--- START PROVIDED DATA ---

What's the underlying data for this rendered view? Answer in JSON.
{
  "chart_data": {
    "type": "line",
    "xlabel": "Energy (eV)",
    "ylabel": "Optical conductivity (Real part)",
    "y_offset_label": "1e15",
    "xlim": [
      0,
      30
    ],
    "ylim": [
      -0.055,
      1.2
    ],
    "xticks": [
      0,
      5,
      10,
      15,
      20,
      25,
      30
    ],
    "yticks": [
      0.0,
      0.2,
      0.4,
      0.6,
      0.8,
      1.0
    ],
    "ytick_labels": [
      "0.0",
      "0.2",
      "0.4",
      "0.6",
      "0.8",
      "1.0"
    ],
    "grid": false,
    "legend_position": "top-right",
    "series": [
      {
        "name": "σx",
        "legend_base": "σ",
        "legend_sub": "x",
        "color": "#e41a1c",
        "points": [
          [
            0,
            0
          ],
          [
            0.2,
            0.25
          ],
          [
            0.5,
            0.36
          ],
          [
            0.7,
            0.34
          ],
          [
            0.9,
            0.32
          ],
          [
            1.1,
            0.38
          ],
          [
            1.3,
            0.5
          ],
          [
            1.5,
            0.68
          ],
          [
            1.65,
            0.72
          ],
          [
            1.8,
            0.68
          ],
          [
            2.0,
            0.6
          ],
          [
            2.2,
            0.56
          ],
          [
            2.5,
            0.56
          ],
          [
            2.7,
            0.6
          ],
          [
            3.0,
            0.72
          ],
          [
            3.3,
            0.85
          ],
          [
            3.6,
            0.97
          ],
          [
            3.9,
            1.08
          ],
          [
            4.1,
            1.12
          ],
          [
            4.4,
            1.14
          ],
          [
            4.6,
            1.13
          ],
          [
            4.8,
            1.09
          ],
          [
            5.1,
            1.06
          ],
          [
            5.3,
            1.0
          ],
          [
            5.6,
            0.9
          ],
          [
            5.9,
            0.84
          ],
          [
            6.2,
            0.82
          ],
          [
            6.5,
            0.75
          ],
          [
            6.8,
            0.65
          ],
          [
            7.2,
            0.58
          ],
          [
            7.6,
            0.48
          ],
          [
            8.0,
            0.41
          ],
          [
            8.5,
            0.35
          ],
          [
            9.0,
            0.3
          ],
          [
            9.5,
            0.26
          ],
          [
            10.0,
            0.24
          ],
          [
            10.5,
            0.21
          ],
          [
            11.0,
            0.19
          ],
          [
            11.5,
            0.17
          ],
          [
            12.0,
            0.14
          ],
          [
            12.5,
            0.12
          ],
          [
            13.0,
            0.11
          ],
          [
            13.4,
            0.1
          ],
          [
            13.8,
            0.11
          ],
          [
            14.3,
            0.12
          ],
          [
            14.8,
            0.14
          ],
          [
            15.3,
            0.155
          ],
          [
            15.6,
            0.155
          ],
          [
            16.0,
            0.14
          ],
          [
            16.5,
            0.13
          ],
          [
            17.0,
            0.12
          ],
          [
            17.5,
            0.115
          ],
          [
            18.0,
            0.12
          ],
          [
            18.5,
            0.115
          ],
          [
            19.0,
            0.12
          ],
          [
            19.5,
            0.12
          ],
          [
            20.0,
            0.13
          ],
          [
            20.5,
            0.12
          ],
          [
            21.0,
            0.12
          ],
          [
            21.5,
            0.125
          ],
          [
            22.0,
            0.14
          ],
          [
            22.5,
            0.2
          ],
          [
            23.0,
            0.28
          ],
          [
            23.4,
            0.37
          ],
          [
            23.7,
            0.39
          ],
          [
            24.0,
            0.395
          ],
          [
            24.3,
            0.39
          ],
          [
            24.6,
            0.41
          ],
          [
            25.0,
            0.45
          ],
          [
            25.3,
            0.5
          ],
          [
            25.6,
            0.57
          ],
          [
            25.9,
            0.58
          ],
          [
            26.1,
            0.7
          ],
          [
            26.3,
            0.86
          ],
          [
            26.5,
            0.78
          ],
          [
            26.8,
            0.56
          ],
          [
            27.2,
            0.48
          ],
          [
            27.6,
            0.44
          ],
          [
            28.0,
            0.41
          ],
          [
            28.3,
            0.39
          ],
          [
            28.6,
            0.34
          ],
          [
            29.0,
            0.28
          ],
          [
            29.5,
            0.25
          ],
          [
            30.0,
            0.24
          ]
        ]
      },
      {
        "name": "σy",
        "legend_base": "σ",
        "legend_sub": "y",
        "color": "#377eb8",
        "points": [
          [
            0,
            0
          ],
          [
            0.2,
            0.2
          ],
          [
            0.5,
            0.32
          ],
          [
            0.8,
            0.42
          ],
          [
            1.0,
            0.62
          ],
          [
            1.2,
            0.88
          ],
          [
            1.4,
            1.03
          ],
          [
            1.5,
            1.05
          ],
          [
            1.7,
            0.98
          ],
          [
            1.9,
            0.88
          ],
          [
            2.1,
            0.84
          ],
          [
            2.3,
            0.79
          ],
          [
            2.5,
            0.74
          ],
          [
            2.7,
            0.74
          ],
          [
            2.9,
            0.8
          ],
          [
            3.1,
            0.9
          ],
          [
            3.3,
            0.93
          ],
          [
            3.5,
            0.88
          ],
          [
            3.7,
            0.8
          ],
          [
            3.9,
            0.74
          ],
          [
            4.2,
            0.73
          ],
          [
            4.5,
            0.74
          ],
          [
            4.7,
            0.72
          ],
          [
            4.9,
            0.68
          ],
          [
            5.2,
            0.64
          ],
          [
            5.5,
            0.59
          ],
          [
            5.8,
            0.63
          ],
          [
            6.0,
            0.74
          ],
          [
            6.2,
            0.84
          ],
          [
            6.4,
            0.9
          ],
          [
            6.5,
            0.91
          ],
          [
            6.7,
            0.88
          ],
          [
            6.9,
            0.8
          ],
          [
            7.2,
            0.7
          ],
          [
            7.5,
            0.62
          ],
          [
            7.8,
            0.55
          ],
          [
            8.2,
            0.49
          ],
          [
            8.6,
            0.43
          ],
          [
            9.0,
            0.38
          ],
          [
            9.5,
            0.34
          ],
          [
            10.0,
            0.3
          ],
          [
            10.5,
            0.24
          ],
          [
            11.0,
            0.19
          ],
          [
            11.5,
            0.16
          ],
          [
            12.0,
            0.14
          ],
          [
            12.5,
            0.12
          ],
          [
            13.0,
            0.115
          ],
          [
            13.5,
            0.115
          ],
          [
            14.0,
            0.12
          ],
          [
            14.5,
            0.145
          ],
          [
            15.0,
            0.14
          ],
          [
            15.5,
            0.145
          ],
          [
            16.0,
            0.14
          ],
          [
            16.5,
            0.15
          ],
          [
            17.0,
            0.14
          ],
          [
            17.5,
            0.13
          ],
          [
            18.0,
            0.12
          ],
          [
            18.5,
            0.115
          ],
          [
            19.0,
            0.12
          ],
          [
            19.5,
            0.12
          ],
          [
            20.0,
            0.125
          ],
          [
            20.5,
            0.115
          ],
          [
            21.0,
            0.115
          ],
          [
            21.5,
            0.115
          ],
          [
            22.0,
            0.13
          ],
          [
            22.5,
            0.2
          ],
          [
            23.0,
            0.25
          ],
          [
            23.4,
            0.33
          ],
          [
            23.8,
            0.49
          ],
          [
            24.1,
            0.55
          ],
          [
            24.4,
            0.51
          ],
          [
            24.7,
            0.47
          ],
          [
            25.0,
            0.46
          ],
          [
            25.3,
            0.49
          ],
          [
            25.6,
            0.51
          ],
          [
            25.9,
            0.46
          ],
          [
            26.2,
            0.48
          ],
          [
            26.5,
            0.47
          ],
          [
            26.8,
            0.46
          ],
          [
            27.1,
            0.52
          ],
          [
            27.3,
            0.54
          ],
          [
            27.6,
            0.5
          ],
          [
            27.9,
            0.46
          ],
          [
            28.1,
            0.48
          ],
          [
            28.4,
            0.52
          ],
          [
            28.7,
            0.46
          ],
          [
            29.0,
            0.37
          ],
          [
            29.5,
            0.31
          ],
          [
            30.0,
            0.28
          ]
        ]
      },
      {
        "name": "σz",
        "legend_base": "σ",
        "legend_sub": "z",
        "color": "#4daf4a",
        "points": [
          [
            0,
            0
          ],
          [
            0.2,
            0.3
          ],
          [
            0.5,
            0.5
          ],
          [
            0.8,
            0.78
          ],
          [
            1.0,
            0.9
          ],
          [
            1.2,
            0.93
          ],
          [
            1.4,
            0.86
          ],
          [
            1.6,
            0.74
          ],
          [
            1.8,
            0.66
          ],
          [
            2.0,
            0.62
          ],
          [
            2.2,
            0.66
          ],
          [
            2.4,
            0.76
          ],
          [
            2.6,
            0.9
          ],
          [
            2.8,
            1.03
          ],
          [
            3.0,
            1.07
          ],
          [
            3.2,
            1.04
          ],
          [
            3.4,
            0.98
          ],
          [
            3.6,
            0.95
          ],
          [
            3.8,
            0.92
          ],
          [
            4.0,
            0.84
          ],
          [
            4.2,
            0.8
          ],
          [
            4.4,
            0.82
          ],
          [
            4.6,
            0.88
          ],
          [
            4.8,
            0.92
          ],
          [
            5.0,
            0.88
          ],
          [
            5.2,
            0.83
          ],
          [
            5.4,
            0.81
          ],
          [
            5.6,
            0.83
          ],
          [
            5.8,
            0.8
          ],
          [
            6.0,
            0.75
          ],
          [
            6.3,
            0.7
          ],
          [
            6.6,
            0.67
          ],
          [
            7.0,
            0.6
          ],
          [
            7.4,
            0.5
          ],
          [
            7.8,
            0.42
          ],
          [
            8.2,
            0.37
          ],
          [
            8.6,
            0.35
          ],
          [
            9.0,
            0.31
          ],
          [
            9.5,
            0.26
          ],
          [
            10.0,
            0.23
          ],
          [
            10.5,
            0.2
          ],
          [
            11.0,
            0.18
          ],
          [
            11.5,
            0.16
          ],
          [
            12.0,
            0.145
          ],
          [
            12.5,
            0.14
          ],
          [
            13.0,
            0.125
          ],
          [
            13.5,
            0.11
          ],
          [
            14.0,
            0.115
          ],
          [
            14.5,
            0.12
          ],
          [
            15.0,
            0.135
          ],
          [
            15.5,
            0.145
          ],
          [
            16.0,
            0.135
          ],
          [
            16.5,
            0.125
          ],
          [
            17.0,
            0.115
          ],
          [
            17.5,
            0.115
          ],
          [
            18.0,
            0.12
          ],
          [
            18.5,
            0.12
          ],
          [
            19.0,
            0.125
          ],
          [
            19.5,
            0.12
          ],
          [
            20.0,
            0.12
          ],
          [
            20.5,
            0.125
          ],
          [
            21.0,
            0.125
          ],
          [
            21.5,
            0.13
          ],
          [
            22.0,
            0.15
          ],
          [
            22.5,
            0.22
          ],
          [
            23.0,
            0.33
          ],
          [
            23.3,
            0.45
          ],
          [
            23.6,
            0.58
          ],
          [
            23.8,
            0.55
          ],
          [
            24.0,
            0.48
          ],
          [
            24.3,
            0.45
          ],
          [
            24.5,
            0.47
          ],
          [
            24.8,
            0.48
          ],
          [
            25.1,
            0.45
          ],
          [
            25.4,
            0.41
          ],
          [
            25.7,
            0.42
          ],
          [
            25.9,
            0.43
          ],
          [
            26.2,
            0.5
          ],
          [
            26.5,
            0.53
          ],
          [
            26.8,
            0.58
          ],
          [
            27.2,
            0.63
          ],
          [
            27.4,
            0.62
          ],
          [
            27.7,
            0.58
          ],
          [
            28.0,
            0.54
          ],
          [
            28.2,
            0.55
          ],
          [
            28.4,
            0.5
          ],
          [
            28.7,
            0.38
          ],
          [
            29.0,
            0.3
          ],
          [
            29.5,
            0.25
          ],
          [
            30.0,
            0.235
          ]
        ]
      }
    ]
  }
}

--- END PROVIDED DATA ---

Return all lines with the word "color" in them.

        "color": "#e41a1c",
        "color": "#377eb8",
        "color": "#4daf4a",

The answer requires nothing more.